[start Extracted entries]
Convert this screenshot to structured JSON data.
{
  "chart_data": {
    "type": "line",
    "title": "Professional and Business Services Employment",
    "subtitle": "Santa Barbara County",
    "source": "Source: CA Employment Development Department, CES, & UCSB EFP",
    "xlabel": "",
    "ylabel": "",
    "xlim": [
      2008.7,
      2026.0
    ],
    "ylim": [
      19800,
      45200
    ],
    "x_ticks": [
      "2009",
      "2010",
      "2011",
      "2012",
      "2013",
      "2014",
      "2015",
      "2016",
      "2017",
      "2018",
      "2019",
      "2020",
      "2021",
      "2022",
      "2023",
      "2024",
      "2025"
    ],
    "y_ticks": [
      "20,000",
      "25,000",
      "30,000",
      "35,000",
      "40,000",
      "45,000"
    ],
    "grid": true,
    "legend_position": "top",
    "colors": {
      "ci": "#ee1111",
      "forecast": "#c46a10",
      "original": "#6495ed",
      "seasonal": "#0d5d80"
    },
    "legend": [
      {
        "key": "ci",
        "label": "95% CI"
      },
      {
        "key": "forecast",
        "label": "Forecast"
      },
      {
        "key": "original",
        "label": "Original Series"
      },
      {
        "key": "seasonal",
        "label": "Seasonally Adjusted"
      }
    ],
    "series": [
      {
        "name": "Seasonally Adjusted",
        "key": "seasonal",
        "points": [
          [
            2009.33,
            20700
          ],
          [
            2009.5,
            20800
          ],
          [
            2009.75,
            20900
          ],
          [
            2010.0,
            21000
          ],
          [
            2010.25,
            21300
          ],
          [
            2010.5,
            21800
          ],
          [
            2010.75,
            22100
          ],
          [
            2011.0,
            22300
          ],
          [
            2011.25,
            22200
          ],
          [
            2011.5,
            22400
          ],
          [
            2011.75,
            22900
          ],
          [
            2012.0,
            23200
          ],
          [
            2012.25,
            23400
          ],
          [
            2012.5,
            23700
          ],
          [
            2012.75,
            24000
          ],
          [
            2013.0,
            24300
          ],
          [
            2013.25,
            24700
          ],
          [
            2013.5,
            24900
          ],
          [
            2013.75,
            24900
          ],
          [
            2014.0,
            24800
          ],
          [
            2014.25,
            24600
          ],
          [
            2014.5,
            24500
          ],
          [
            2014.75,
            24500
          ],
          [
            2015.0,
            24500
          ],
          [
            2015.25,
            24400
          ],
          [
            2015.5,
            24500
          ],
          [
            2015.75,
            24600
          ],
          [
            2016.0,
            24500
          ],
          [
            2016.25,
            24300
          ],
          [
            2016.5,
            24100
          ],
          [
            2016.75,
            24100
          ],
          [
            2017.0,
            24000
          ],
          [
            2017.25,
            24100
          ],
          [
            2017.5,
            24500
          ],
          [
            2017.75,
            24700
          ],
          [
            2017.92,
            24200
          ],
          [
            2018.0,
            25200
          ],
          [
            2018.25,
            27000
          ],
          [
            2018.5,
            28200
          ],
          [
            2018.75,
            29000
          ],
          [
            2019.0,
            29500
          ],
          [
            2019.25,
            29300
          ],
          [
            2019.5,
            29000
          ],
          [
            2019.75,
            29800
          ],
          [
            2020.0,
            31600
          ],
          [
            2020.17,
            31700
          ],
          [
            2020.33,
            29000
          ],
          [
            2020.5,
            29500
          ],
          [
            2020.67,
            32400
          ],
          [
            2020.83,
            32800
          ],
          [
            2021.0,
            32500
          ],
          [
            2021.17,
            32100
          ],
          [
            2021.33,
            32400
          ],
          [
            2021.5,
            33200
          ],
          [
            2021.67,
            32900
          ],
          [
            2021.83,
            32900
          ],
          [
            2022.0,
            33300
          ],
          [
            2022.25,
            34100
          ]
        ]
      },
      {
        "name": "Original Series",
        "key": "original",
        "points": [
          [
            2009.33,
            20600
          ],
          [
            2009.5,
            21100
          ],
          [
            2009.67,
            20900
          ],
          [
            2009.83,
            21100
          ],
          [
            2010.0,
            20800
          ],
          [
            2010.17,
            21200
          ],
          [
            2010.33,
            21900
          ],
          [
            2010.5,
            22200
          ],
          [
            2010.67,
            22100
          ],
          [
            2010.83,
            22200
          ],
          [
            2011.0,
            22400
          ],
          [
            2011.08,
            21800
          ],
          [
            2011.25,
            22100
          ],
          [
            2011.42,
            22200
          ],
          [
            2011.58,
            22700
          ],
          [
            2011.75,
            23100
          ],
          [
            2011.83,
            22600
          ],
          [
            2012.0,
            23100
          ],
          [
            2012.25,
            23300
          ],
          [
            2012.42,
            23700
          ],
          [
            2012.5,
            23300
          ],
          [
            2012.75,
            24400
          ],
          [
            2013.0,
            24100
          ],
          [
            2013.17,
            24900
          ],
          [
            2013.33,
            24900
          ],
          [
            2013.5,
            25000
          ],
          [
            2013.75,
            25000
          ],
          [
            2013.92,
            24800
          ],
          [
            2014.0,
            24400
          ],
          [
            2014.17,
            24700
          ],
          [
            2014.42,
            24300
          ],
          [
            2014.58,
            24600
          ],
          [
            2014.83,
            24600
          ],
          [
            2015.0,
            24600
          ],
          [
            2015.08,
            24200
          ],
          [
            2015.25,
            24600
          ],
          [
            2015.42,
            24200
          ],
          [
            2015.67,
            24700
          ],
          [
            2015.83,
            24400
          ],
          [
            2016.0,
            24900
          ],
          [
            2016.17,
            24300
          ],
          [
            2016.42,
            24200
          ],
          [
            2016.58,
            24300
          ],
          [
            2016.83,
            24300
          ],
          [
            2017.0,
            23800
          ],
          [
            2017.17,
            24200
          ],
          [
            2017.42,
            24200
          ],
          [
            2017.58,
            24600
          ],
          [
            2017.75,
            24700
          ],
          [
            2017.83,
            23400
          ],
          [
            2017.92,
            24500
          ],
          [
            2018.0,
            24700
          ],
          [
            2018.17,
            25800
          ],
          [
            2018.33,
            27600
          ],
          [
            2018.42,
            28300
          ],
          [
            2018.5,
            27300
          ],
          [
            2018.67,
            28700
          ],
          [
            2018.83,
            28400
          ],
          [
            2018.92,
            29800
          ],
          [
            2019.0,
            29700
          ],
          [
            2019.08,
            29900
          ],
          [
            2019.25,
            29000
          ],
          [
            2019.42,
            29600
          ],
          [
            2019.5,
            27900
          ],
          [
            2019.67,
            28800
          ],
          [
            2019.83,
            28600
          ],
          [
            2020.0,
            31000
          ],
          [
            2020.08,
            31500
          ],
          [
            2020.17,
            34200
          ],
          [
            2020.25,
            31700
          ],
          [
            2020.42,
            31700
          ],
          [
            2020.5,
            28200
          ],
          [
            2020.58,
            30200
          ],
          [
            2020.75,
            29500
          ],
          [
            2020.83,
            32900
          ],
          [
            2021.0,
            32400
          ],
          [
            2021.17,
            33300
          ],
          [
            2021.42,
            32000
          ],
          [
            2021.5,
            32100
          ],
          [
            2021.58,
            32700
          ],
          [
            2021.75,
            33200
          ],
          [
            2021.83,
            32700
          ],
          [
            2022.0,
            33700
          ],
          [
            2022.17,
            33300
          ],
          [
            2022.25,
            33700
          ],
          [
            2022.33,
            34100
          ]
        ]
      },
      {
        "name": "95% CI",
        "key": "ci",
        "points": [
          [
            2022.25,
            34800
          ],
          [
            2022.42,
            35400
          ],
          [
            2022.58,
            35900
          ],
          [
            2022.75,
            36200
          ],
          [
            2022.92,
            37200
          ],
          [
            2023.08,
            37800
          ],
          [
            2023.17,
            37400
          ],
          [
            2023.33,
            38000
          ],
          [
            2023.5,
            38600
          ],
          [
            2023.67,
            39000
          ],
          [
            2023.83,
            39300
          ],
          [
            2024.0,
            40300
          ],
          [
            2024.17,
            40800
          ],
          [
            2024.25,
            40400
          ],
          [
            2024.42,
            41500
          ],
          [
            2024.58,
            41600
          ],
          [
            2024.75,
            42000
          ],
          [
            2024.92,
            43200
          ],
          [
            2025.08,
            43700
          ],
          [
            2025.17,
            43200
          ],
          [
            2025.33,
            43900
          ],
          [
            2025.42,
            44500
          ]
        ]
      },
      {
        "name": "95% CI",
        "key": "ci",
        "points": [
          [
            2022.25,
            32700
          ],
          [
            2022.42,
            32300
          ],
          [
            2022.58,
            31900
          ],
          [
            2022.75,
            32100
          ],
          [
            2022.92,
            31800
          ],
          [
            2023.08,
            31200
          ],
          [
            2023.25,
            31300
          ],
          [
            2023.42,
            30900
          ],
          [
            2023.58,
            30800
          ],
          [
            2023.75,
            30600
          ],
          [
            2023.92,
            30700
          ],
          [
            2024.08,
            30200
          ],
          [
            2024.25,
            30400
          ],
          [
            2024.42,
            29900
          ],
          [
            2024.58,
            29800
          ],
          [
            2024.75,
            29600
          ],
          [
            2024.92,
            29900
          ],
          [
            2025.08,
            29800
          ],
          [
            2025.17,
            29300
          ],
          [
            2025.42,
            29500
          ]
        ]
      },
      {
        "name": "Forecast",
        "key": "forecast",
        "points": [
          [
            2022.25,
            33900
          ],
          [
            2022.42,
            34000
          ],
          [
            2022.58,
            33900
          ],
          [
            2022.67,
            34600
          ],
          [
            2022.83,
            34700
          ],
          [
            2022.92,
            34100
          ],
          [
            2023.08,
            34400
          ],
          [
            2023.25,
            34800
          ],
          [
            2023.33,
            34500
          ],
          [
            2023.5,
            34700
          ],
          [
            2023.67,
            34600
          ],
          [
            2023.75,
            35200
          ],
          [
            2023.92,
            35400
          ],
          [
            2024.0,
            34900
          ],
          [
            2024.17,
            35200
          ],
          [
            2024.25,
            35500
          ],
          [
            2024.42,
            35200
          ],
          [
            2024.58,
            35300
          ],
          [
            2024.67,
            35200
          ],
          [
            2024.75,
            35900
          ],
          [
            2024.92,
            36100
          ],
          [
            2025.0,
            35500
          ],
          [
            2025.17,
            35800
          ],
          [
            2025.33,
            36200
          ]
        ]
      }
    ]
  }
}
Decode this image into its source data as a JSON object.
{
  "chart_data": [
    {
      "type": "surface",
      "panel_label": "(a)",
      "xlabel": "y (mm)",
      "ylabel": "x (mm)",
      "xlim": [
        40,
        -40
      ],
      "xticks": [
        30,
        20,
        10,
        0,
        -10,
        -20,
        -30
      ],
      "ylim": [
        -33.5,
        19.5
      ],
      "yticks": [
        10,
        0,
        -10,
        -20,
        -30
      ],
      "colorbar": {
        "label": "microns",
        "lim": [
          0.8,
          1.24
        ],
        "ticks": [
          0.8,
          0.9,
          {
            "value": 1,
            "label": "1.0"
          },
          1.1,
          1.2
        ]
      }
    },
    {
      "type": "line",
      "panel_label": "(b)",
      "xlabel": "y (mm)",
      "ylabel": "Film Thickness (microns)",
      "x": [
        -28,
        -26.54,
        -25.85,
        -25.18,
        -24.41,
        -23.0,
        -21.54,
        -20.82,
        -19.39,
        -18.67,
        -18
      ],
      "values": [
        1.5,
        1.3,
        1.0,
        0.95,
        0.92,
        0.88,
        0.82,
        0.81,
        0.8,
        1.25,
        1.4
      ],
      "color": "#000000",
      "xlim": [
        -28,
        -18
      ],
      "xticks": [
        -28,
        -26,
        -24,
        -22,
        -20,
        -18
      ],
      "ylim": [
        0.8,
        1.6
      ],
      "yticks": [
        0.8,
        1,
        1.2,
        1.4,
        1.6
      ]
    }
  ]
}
[end Extracted entries]
Description of the task: Copy out each line of the entries that holds "Seasonally".

Problem solution:
        "label": "Seasonally Adjusted"
        "name": "Seasonally Adjusted",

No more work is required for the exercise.